Task to complete:
Gather from the listing below each line that includes the word "JSON", and copy it.

Records that describe figures:
===============

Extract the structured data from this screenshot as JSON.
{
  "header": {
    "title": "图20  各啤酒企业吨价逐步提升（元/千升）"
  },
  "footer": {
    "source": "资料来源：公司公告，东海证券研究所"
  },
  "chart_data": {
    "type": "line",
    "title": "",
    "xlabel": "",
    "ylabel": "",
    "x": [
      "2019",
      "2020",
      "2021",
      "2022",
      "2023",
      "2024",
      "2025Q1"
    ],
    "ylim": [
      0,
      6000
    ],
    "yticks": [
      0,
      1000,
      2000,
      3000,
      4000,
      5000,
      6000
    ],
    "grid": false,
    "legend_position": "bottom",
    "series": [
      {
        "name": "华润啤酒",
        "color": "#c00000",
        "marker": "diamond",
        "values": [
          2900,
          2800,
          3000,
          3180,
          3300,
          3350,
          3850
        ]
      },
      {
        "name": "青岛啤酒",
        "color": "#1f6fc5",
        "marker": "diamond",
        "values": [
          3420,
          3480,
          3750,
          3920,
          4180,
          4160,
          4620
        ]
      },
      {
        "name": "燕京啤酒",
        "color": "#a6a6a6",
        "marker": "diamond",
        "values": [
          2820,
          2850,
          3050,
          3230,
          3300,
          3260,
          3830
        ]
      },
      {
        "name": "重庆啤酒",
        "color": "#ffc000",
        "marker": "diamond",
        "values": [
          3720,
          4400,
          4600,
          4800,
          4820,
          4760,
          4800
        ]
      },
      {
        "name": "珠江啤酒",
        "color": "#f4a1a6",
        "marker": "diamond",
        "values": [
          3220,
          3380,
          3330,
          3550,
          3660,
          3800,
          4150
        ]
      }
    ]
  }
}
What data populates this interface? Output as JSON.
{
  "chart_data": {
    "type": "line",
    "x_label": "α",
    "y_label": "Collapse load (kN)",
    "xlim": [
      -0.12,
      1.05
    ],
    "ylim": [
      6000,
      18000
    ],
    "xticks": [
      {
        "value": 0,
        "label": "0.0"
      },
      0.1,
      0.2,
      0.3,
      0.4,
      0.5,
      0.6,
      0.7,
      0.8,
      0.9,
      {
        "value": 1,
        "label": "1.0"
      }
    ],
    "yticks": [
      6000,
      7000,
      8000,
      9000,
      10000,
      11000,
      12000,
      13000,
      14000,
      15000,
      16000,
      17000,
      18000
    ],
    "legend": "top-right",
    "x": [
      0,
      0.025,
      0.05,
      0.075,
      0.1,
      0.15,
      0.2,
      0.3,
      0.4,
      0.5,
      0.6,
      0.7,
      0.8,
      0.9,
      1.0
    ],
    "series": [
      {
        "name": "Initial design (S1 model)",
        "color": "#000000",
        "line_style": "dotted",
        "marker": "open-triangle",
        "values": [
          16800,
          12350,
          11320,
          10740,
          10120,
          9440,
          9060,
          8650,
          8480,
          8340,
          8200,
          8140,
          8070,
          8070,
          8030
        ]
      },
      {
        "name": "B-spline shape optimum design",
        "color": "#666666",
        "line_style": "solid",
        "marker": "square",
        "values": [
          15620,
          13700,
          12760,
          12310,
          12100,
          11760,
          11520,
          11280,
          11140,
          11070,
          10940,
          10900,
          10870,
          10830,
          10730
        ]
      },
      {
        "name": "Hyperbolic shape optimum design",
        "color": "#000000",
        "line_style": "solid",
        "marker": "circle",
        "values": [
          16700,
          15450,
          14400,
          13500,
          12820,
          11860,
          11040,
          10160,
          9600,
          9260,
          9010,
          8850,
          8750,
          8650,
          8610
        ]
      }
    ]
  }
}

===============

Solution below:
Extract the structured data from this screenshot as JSON.
What data populates this interface? Output as JSON.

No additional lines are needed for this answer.